**EXERCISE**
Below is a block of records; return all of them exactly, but without the images.

Stored items from a collection
◇ ◇ ◇ ◇

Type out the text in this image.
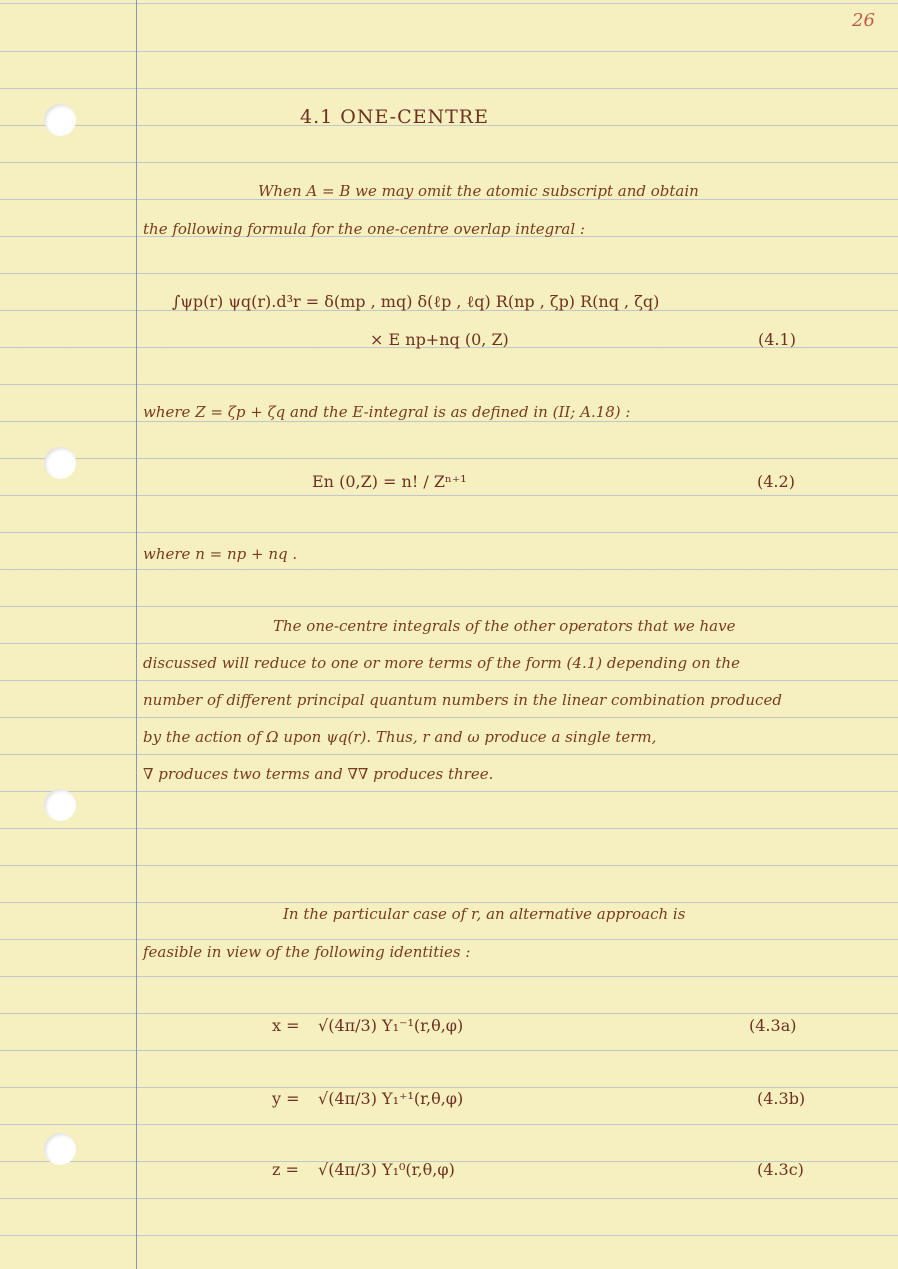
26
4.1 ONE-CENTRE
When A = B we may omit the atomic subscript and obtain
the following formula for the one-centre overlap integral :
∫ψp(r) ψq(r).d³r = δ(mp , mq) δ(ℓp , ℓq) R(np , ζp) R(nq , ζq)
× E np+nq (0, Z)	(4.1)
where Z = ζp + ζq and the E-integral is as defined in (II; A.18) :
En (0,Z) = n! / Zⁿ⁺¹	(4.2)
where n = np + nq .
The one-centre integrals of the other operators that we have
discussed will reduce to one or more terms of the form (4.1) depending on the
number of different principal quantum numbers in the linear combination produced
by the action of Ω upon ψq(r). Thus, r and ω produce a single term,
∇ produces two terms and ∇∇ produces three.
In the particular case of r, an alternative approach is
feasible in view of the following identities :
x = √(4π/3) Y₁⁻¹(r,θ,φ)	(4.3a)
y = √(4π/3) Y₁⁺¹(r,θ,φ)	(4.3b)
z = √(4π/3) Y₁⁰(r,θ,φ)	(4.3c)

◇ ◇ ◇ ◇

**ANSWER BELOW**
Type out the text in this image.
26
4.1 ONE-CENTRE
When A = B we may omit the atomic subscript and obtain
the following formula for the one-centre overlap integral :
∫ψp(r) ψq(r).d³r = δ(mp , mq) δ(ℓp , ℓq) R(np , ζp) R(nq , ζq)
× E np+nq (0, Z)	(4.1)
where Z = ζp + ζq and the E-integral is as defined in (II; A.18) :
En (0,Z) = n! / Zⁿ⁺¹	(4.2)
where n = np + nq .
The one-centre integrals of the other operators that we have
discussed will reduce to one or more terms of the form (4.1) depending on the
number of different principal quantum numbers in the linear combination produced
by the action of Ω upon ψq(r). Thus, r and ω produce a single term,
∇ produces two terms and ∇∇ produces three.
In the particular case of r, an alternative approach is
feasible in view of the following identities :
x = √(4π/3) Y₁⁻¹(r,θ,φ)	(4.3a)
y = √(4π/3) Y₁⁺¹(r,θ,φ)	(4.3b)
z = √(4π/3) Y₁⁰(r,θ,φ)	(4.3c)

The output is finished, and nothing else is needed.